** Work instructions **
Copy the data from its first line through the line with "candle [1184,205,1201,303]", swapping "y-axis-tick" for "price-label" and changing nothing else.

** Records supplied **
▽

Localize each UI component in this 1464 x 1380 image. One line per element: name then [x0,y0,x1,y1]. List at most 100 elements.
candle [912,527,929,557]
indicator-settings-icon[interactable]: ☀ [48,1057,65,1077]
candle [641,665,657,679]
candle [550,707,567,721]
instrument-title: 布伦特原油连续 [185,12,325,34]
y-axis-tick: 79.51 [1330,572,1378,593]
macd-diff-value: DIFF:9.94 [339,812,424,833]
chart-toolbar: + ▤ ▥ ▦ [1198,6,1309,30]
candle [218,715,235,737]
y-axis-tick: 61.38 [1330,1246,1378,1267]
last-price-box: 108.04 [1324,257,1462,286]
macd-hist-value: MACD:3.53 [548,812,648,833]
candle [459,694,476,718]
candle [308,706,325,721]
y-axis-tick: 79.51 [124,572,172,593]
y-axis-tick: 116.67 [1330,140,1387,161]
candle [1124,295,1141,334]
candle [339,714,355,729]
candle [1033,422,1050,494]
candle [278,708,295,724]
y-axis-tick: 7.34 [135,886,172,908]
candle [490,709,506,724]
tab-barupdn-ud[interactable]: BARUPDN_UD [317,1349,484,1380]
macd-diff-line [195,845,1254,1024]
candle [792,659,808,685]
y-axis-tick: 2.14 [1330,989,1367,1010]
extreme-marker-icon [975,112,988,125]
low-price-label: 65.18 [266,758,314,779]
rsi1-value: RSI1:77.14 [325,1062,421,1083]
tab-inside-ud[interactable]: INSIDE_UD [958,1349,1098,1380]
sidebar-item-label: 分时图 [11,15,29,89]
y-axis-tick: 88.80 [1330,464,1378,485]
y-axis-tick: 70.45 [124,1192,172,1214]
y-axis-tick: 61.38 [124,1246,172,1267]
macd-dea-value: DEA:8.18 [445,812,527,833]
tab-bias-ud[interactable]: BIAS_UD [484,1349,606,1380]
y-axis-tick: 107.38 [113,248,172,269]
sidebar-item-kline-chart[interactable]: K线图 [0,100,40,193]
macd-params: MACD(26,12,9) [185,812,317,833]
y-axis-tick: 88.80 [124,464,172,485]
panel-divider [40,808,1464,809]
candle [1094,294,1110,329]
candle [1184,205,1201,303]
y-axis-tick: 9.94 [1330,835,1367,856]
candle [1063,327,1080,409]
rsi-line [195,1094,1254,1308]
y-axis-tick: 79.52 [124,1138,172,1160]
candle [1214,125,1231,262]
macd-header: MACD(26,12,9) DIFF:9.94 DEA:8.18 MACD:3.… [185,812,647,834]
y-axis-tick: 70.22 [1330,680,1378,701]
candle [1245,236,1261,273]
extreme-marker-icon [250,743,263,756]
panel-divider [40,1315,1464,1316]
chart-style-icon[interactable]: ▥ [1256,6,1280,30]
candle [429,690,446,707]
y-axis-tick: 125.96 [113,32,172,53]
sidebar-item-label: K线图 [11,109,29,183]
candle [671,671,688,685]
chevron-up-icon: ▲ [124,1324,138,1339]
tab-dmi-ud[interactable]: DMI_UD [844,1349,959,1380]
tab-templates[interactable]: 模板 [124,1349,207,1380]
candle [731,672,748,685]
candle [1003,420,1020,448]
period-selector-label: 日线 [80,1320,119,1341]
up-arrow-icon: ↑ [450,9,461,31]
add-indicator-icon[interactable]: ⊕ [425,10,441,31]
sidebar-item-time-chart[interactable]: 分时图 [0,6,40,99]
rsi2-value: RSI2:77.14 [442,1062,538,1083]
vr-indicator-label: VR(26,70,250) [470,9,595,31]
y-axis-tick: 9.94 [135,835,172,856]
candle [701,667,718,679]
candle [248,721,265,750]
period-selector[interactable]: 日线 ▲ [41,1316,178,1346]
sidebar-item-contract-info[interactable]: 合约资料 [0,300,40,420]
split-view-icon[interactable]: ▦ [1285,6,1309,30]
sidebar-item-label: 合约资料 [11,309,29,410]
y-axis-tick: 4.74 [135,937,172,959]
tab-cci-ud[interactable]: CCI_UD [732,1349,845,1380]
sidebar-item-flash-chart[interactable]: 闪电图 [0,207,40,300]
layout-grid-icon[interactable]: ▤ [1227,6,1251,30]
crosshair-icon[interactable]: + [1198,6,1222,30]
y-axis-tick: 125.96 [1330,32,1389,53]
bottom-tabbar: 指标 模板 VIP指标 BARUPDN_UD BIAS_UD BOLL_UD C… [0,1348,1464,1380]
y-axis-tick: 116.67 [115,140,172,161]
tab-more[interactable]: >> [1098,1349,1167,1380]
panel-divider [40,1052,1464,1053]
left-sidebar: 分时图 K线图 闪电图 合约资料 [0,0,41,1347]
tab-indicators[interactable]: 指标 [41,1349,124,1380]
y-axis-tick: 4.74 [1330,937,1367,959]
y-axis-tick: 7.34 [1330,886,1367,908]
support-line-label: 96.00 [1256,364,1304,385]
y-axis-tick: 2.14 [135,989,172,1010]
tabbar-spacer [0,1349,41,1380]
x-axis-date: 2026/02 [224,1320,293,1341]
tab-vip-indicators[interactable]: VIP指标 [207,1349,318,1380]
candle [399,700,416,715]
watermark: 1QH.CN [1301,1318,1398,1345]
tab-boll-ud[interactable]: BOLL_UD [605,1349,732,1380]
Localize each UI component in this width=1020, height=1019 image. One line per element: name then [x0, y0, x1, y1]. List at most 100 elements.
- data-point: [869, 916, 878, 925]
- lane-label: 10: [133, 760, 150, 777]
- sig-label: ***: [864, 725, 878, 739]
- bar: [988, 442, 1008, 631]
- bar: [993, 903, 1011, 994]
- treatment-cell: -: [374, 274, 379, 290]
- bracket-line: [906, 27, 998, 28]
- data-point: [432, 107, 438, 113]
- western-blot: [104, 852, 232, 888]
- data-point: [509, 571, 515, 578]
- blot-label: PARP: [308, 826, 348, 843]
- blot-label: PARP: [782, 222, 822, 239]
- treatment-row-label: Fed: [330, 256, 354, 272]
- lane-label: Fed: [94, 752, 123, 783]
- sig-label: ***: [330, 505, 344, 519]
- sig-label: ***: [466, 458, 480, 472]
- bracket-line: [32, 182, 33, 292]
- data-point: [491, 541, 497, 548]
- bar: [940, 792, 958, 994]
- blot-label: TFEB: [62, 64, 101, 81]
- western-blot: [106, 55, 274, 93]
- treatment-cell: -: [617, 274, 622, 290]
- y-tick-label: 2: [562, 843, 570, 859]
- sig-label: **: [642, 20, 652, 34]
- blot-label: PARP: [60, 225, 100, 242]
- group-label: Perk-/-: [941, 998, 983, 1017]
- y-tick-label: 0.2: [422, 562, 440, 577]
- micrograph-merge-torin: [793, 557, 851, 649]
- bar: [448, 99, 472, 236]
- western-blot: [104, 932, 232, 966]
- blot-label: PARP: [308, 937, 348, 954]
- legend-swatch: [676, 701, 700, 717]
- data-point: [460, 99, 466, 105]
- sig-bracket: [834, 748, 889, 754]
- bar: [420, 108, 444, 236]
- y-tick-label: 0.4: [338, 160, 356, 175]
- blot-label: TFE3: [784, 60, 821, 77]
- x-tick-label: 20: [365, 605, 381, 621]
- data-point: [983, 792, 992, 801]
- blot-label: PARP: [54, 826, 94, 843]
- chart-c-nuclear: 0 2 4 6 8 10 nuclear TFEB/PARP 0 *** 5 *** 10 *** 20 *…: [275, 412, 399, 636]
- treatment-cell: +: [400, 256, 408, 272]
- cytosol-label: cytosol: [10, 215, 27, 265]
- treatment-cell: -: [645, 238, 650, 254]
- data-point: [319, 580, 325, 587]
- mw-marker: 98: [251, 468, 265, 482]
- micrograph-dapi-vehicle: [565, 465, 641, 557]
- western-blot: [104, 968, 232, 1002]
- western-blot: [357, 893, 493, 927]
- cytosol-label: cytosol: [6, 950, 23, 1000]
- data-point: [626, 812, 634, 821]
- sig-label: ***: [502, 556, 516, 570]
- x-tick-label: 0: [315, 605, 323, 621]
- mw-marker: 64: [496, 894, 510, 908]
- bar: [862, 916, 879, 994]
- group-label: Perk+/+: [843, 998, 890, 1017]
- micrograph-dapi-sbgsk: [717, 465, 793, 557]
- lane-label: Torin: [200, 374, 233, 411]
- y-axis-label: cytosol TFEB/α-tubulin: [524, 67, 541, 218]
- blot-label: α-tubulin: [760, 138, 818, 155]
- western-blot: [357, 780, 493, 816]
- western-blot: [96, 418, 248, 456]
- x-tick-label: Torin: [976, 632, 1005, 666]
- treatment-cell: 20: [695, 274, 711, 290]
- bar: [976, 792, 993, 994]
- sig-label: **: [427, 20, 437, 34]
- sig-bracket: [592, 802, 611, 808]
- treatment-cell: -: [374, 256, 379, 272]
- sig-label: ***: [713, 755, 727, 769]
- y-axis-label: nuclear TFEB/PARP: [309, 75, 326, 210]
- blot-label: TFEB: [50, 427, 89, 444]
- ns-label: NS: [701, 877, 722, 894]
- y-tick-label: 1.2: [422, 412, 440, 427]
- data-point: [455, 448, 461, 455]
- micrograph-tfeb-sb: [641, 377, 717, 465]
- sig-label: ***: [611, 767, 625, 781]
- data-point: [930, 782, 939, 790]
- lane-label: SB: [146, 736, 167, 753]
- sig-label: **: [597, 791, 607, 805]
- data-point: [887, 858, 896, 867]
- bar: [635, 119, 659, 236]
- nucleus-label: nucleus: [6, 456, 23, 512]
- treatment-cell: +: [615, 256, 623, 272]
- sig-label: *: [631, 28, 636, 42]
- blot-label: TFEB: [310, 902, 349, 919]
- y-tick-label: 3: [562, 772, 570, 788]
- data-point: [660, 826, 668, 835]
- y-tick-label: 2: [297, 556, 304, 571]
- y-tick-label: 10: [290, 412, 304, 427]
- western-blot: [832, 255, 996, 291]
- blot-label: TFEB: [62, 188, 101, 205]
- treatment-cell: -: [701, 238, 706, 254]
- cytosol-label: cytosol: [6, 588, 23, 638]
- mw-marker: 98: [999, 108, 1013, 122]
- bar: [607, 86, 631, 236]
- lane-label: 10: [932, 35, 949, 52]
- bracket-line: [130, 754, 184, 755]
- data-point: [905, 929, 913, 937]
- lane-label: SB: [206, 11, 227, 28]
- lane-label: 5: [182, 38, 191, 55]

△

** Result **
Localize each UI component in this 1464 x 1380 image. One line per element: name then [x0,y0,x1,y1]. List at most 100 elements.
candle [912,527,929,557]
indicator-settings-icon[interactable]: ☀ [48,1057,65,1077]
candle [641,665,657,679]
candle [550,707,567,721]
instrument-title: 布伦特原油连续 [185,12,325,34]
price-label: 79.51 [1330,572,1378,593]
macd-diff-value: DIFF:9.94 [339,812,424,833]
chart-toolbar: + ▤ ▥ ▦ [1198,6,1309,30]
candle [218,715,235,737]
price-label: 61.38 [1330,1246,1378,1267]
last-price-box: 108.04 [1324,257,1462,286]
macd-hist-value: MACD:3.53 [548,812,648,833]
candle [459,694,476,718]
candle [308,706,325,721]
price-label: 79.51 [124,572,172,593]
price-label: 116.67 [1330,140,1387,161]
candle [1124,295,1141,334]
candle [339,714,355,729]
candle [1033,422,1050,494]
candle [278,708,295,724]
price-label: 7.34 [135,886,172,908]
candle [490,709,506,724]
tab-barupdn-ud[interactable]: BARUPDN_UD [317,1349,484,1380]
macd-diff-line [195,845,1254,1024]
candle [792,659,808,685]
price-label: 2.14 [1330,989,1367,1010]
extreme-marker-icon [975,112,988,125]
low-price-label: 65.18 [266,758,314,779]
rsi1-value: RSI1:77.14 [325,1062,421,1083]
tab-inside-ud[interactable]: INSIDE_UD [958,1349,1098,1380]
sidebar-item-label: 分时图 [11,15,29,89]
price-label: 88.80 [1330,464,1378,485]
price-label: 70.45 [124,1192,172,1214]
price-label: 61.38 [124,1246,172,1267]
macd-dea-value: DEA:8.18 [445,812,527,833]
tab-bias-ud[interactable]: BIAS_UD [484,1349,606,1380]
price-label: 107.38 [113,248,172,269]
sidebar-item-kline-chart[interactable]: K线图 [0,100,40,193]
macd-params: MACD(26,12,9) [185,812,317,833]
price-label: 88.80 [124,464,172,485]
panel-divider [40,808,1464,809]
candle [1094,294,1110,329]
candle [1184,205,1201,303]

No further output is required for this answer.